[Dataset excerpts]
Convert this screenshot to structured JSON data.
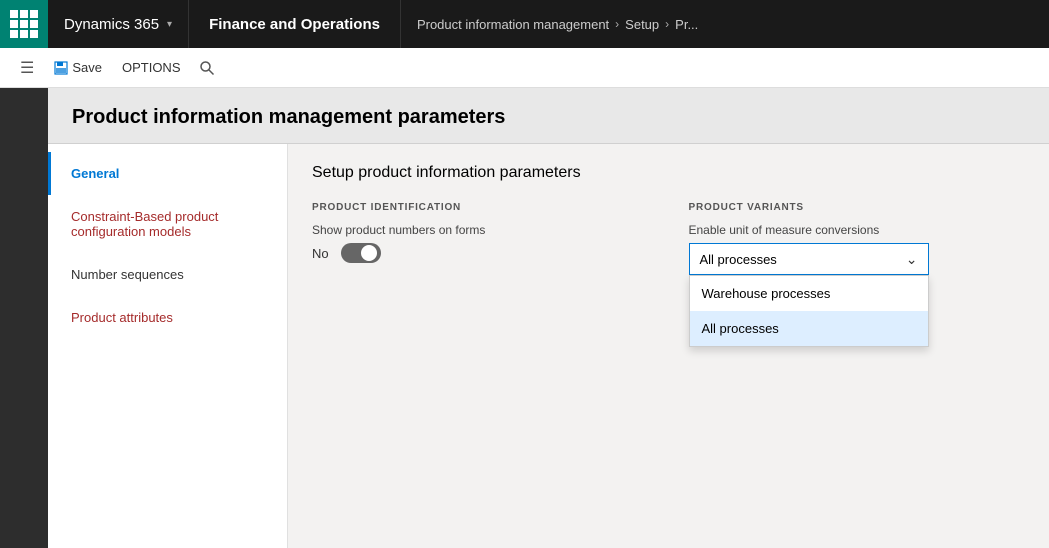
{
  "topNav": {
    "appLauncher": "app-launcher",
    "dynamics365": "Dynamics 365",
    "appName": "Finance and Operations",
    "breadcrumb": [
      "Product information management",
      "Setup",
      "Pr..."
    ]
  },
  "toolbar": {
    "menuIcon": "☰",
    "saveLabel": "Save",
    "optionsLabel": "OPTIONS",
    "searchIcon": "🔍"
  },
  "page": {
    "title": "Product information management parameters"
  },
  "leftTabs": [
    {
      "id": "general",
      "label": "General",
      "active": true
    },
    {
      "id": "constraint",
      "label": "Constraint-Based product configuration models",
      "active": false
    },
    {
      "id": "number-sequences",
      "label": "Number sequences",
      "active": false
    },
    {
      "id": "product-attributes",
      "label": "Product attributes",
      "active": false
    }
  ],
  "rightPanel": {
    "sectionTitle": "Setup product information parameters",
    "productIdentification": {
      "sectionLabel": "PRODUCT IDENTIFICATION",
      "showProductNumbersLabel": "Show product numbers on forms",
      "toggleValue": "No",
      "toggleOn": false
    },
    "productVariants": {
      "sectionLabel": "PRODUCT VARIANTS",
      "enableUnitLabel": "Enable unit of measure conversions",
      "selectedOption": "All processes",
      "options": [
        {
          "value": "warehouse",
          "label": "Warehouse processes"
        },
        {
          "value": "all",
          "label": "All processes"
        }
      ]
    }
  }
}
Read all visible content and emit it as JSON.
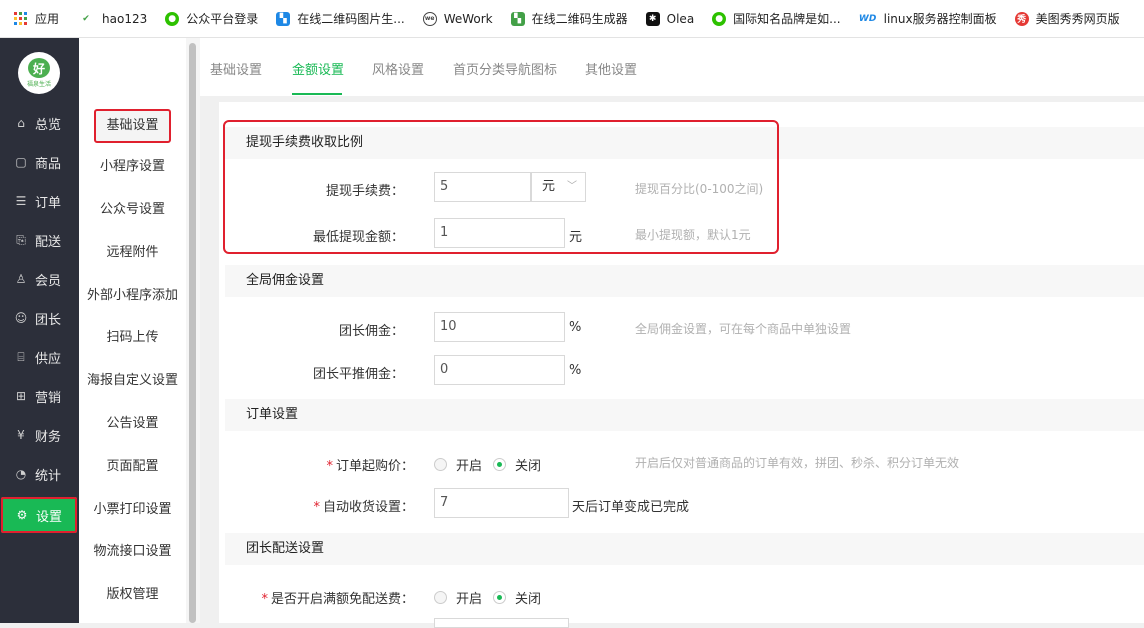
{
  "bookmarks": [
    {
      "label": "应用",
      "icon": "apps-grid-icon"
    },
    {
      "label": "hao123",
      "icon": "hao123-icon"
    },
    {
      "label": "公众平台登录",
      "icon": "wechat-icon"
    },
    {
      "label": "在线二维码图片生...",
      "icon": "qrcode-icon"
    },
    {
      "label": "WeWork",
      "icon": "wework-icon"
    },
    {
      "label": "在线二维码生成器",
      "icon": "qrcode-green-icon"
    },
    {
      "label": "Olea",
      "icon": "olea-icon"
    },
    {
      "label": "国际知名品牌是如...",
      "icon": "wechat-icon"
    },
    {
      "label": "linux服务器控制面板",
      "icon": "wdcp-icon"
    },
    {
      "label": "美图秀秀网页版",
      "icon": "meitu-icon"
    }
  ],
  "logo": {
    "mark": "好",
    "text": "福泉生活"
  },
  "leftnav": [
    {
      "label": "总览",
      "icon": "home-icon"
    },
    {
      "label": "商品",
      "icon": "goods-icon"
    },
    {
      "label": "订单",
      "icon": "order-icon"
    },
    {
      "label": "配送",
      "icon": "delivery-icon"
    },
    {
      "label": "会员",
      "icon": "member-icon"
    },
    {
      "label": "团长",
      "icon": "leader-icon"
    },
    {
      "label": "供应",
      "icon": "supply-icon"
    },
    {
      "label": "营销",
      "icon": "gift-icon"
    },
    {
      "label": "财务",
      "icon": "finance-icon"
    },
    {
      "label": "统计",
      "icon": "stats-icon"
    },
    {
      "label": "设置",
      "icon": "gear-icon"
    }
  ],
  "subnav": [
    "基础设置",
    "小程序设置",
    "公众号设置",
    "远程附件",
    "外部小程序添加",
    "扫码上传",
    "海报自定义设置",
    "公告设置",
    "页面配置",
    "小票打印设置",
    "物流接口设置",
    "版权管理"
  ],
  "tabs": [
    "基础设置",
    "金额设置",
    "风格设置",
    "首页分类导航图标",
    "其他设置"
  ],
  "withdraw": {
    "title": "提现手续费收取比例",
    "fee_label": "提现手续费：",
    "fee_value": "5",
    "fee_unit": "元",
    "fee_hint": "提现百分比(0-100之间)",
    "min_label": "最低提现金额：",
    "min_value": "1",
    "min_unit": "元",
    "min_hint": "最小提现额，默认1元"
  },
  "commission": {
    "title": "全局佣金设置",
    "leader_label": "团长佣金：",
    "leader_value": "10",
    "leader_unit": "%",
    "leader_hint": "全局佣金设置，可在每个商品中单独设置",
    "push_label": "团长平推佣金：",
    "push_value": "0",
    "push_unit": "%"
  },
  "order": {
    "title": "订单设置",
    "min_price_label": "订单起购价：",
    "opt_on": "开启",
    "opt_off": "关闭",
    "min_price_hint": "开启后仅对普通商品的订单有效，拼团、秒杀、积分订单无效",
    "auto_receive_label": "自动收货设置：",
    "auto_receive_value": "7",
    "auto_receive_suffix": "天后订单变成已完成"
  },
  "leader_delivery": {
    "title": "团长配送设置",
    "free_label": "是否开启满额免配送费：",
    "opt_on": "开启",
    "opt_off": "关闭"
  },
  "colors": {
    "accent": "#19b955",
    "highlight": "#e0202e",
    "sidebar": "#2c2f3a"
  }
}
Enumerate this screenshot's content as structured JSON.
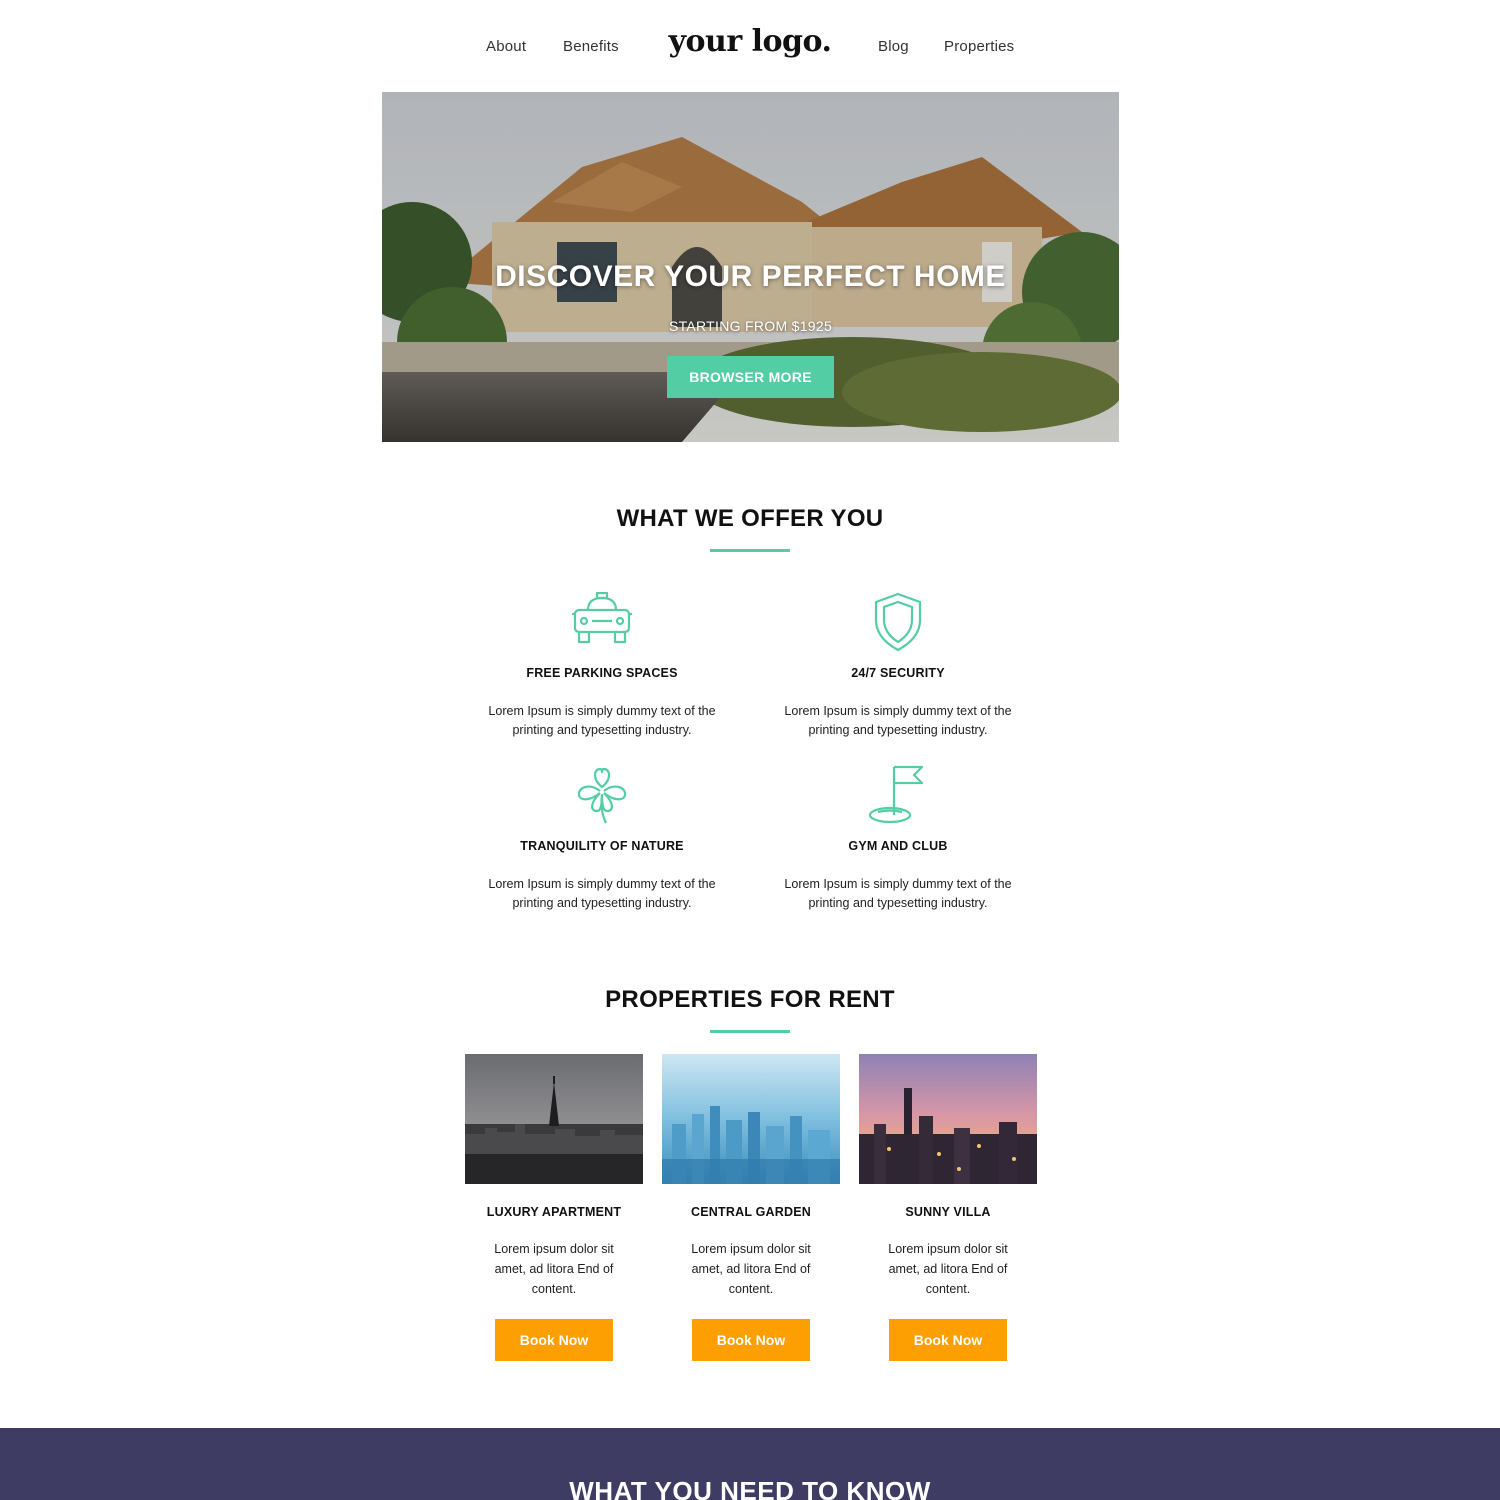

What is being asked:
Leave out the pictures and return every record word for word.

Worked answer:
Convert this screenshot to structured JSON data.
{
  "topNav": {
    "appLauncher": "app-launcher",
    "dynamics365": "Dynamics 365",
    "appName": "Finance and Operations",
    "breadcrumb": [
      "Product information management",
      "Setup",
      "Pr..."
    ]
  },
  "toolbar": {
    "menuIcon": "☰",
    "saveLabel": "Save",
    "optionsLabel": "OPTIONS",
    "searchIcon": "🔍"
  },
  "page": {
    "title": "Product information management parameters"
  },
  "leftTabs": [
    {
      "id": "general",
      "label": "General",
      "active": true
    },
    {
      "id": "constraint",
      "label": "Constraint-Based product configuration models",
      "active": false
    },
    {
      "id": "number-sequences",
      "label": "Number sequences",
      "active": false
    },
    {
      "id": "product-attributes",
      "label": "Product attributes",
      "active": false
    }
  ],
  "rightPanel": {
    "sectionTitle": "Setup product information parameters",
    "productIdentification": {
      "sectionLabel": "PRODUCT IDENTIFICATION",
      "showProductNumbersLabel": "Show product numbers on forms",
      "toggleValue": "No",
      "toggleOn": false
    },
    "productVariants": {
      "sectionLabel": "PRODUCT VARIANTS",
      "enableUnitLabel": "Enable unit of measure conversions",
      "selectedOption": "All processes",
      "options": [
        {
          "value": "warehouse",
          "label": "Warehouse processes"
        },
        {
          "value": "all",
          "label": "All processes"
        }
      ]
    }
  }
}
Read all visible content and emit it as JSON.
{
  "bookmarks": [
    {
      "label": "应用",
      "icon": "apps-grid-icon"
    },
    {
      "label": "hao123",
      "icon": "hao123-icon"
    },
    {
      "label": "公众平台登录",
      "icon": "wechat-icon"
    },
    {
      "label": "在线二维码图片生...",
      "icon": "qrcode-icon"
    },
    {
      "label": "WeWork",
      "icon": "wework-icon"
    },
    {
      "label": "在线二维码生成器",
      "icon": "qrcode-green-icon"
    },
    {
      "label": "Olea",
      "icon": "olea-icon"
    },
    {
      "label": "国际知名品牌是如...",
      "icon": "wechat-icon"
    },
    {
      "label": "linux服务器控制面板",
      "icon": "wdcp-icon"
    },
    {
      "label": "美图秀秀网页版",
      "icon": "meitu-icon"
    }
  ],
  "logo": {
    "mark": "好",
    "text": "福泉生活"
  },
  "leftnav": [
    {
      "label": "总览",
      "icon": "home-icon"
    },
    {
      "label": "商品",
      "icon": "goods-icon"
    },
    {
      "label": "订单",
      "icon": "order-icon"
    },
    {
      "label": "配送",
      "icon": "delivery-icon"
    },
    {
      "label": "会员",
      "icon": "member-icon"
    },
    {
      "label": "团长",
      "icon": "leader-icon"
    },
    {
      "label": "供应",
      "icon": "supply-icon"
    },
    {
      "label": "营销",
      "icon": "gift-icon"
    },
    {
      "label": "财务",
      "icon": "finance-icon"
    },
    {
      "label": "统计",
      "icon": "stats-icon"
    },
    {
      "label": "设置",
      "icon": "gear-icon"
    }
  ],
  "subnav": [
    "基础设置",
    "小程序设置",
    "公众号设置",
    "远程附件",
    "外部小程序添加",
    "扫码上传",
    "海报自定义设置",
    "公告设置",
    "页面配置",
    "小票打印设置",
    "物流接口设置",
    "版权管理"
  ],
  "tabs": [
    "基础设置",
    "金额设置",
    "风格设置",
    "首页分类导航图标",
    "其他设置"
  ],
  "withdraw": {
    "title": "提现手续费收取比例",
    "fee_label": "提现手续费：",
    "fee_value": "5",
    "fee_unit": "元",
    "fee_hint": "提现百分比(0-100之间)",
    "min_label": "最低提现金额：",
    "min_value": "1",
    "min_unit": "元",
    "min_hint": "最小提现额，默认1元"
  },
  "commission": {
    "title": "全局佣金设置",
    "leader_label": "团长佣金：",
    "leader_value": "10",
    "leader_unit": "%",
    "leader_hint": "全局佣金设置，可在每个商品中单独设置",
    "push_label": "团长平推佣金：",
    "push_value": "0",
    "push_unit": "%"
  },
  "order": {
    "title": "订单设置",
    "min_price_label": "订单起购价：",
    "opt_on": "开启",
    "opt_off": "关闭",
    "min_price_hint": "开启后仅对普通商品的订单有效，拼团、秒杀、积分订单无效",
    "auto_receive_label": "自动收货设置：",
    "auto_receive_value": "7",
    "auto_receive_suffix": "天后订单变成已完成"
  },
  "leader_delivery": {
    "title": "团长配送设置",
    "free_label": "是否开启满额免配送费：",
    "opt_on": "开启",
    "opt_off": "关闭"
  },
  "colors": {
    "accent": "#19b955",
    "highlight": "#e0202e",
    "sidebar": "#2c2f3a"
  }
}
Enumerate this screenshot's content as structured JSON.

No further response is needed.